Given exercise: Repeat the listing exactly as given, omitting every image.
──────────
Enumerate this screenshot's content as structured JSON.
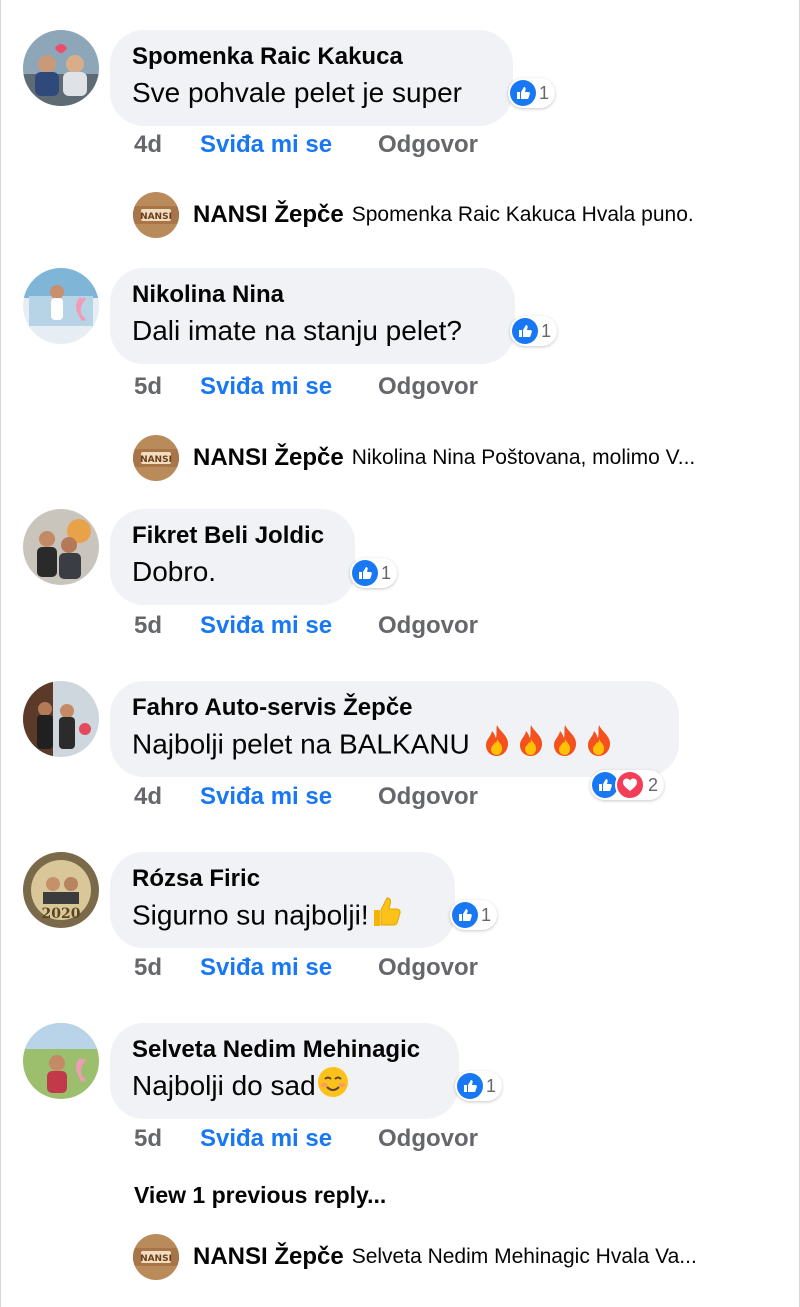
{
  "comments": [
    {
      "author": "Spomenka Raic Kakuca",
      "text": "Sve pohvale pelet je super",
      "time": "4d",
      "like_label": "Sviđa mi se",
      "reply_label": "Odgovor",
      "reaction_count": "1",
      "reactions": [
        "like-icon"
      ],
      "reply": {
        "author": "NANSI Žepče",
        "text": "Spomenka Raic Kakuca  Hvala puno."
      }
    },
    {
      "author": "Nikolina Nina",
      "text": "Dali imate na stanju pelet?",
      "time": "5d",
      "like_label": "Sviđa mi se",
      "reply_label": "Odgovor",
      "reaction_count": "1",
      "reactions": [
        "like-icon"
      ],
      "reply": {
        "author": "NANSI Žepče",
        "text": "Nikolina Nina Poštovana, molimo V..."
      }
    },
    {
      "author": "Fikret Beli Joldic",
      "text": "Dobro.",
      "time": "5d",
      "like_label": "Sviđa mi se",
      "reply_label": "Odgovor",
      "reaction_count": "1",
      "reactions": [
        "like-icon"
      ]
    },
    {
      "author": "Fahro Auto-servis Žepče",
      "text": "Najbolji pelet na BALKANU",
      "emojis": [
        "fire-emoji",
        "fire-emoji",
        "fire-emoji",
        "fire-emoji"
      ],
      "time": "4d",
      "like_label": "Sviđa mi se",
      "reply_label": "Odgovor",
      "reaction_count": "2",
      "reactions": [
        "like-icon",
        "love-icon"
      ]
    },
    {
      "author": "Rózsa Firic",
      "text": "Sigurno su najbolji!",
      "emojis": [
        "thumbs-up-emoji"
      ],
      "time": "5d",
      "like_label": "Sviđa mi se",
      "reply_label": "Odgovor",
      "reaction_count": "1",
      "reactions": [
        "like-icon"
      ]
    },
    {
      "author": "Selveta Nedim Mehinagic",
      "text": "Najbolji do sad",
      "emojis": [
        "smiling-face-emoji"
      ],
      "time": "5d",
      "like_label": "Sviđa mi se",
      "reply_label": "Odgovor",
      "reaction_count": "1",
      "reactions": [
        "like-icon"
      ],
      "view_previous": "View 1 previous reply...",
      "reply": {
        "author": "NANSI Žepče",
        "text": "Selveta Nedim Mehinagic Hvala Va..."
      }
    }
  ],
  "colors": {
    "bubble": "#f0f2f5",
    "like_blue": "#1877f2",
    "love_red": "#f33e58",
    "meta_gray": "#65676b"
  }
}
──────────
Exercise output:
Enumerate this screenshot's content as structured JSON.
{
  "comments": [
    {
      "author": "Spomenka Raic Kakuca",
      "text": "Sve pohvale pelet je super",
      "time": "4d",
      "like_label": "Sviđa mi se",
      "reply_label": "Odgovor",
      "reaction_count": "1",
      "reactions": [
        "like-icon"
      ],
      "reply": {
        "author": "NANSI Žepče",
        "text": "Spomenka Raic Kakuca  Hvala puno."
      }
    },
    {
      "author": "Nikolina Nina",
      "text": "Dali imate na stanju pelet?",
      "time": "5d",
      "like_label": "Sviđa mi se",
      "reply_label": "Odgovor",
      "reaction_count": "1",
      "reactions": [
        "like-icon"
      ],
      "reply": {
        "author": "NANSI Žepče",
        "text": "Nikolina Nina Poštovana, molimo V..."
      }
    },
    {
      "author": "Fikret Beli Joldic",
      "text": "Dobro.",
      "time": "5d",
      "like_label": "Sviđa mi se",
      "reply_label": "Odgovor",
      "reaction_count": "1",
      "reactions": [
        "like-icon"
      ]
    },
    {
      "author": "Fahro Auto-servis Žepče",
      "text": "Najbolji pelet na BALKANU",
      "emojis": [
        "fire-emoji",
        "fire-emoji",
        "fire-emoji",
        "fire-emoji"
      ],
      "time": "4d",
      "like_label": "Sviđa mi se",
      "reply_label": "Odgovor",
      "reaction_count": "2",
      "reactions": [
        "like-icon",
        "love-icon"
      ]
    },
    {
      "author": "Rózsa Firic",
      "text": "Sigurno su najbolji!",
      "emojis": [
        "thumbs-up-emoji"
      ],
      "time": "5d",
      "like_label": "Sviđa mi se",
      "reply_label": "Odgovor",
      "reaction_count": "1",
      "reactions": [
        "like-icon"
      ]
    },
    {
      "author": "Selveta Nedim Mehinagic",
      "text": "Najbolji do sad",
      "emojis": [
        "smiling-face-emoji"
      ],
      "time": "5d",
      "like_label": "Sviđa mi se",
      "reply_label": "Odgovor",
      "reaction_count": "1",
      "reactions": [
        "like-icon"
      ],
      "view_previous": "View 1 previous reply...",
      "reply": {
        "author": "NANSI Žepče",
        "text": "Selveta Nedim Mehinagic Hvala Va..."
      }
    }
  ],
  "colors": {
    "bubble": "#f0f2f5",
    "like_blue": "#1877f2",
    "love_red": "#f33e58",
    "meta_gray": "#65676b"
  }
}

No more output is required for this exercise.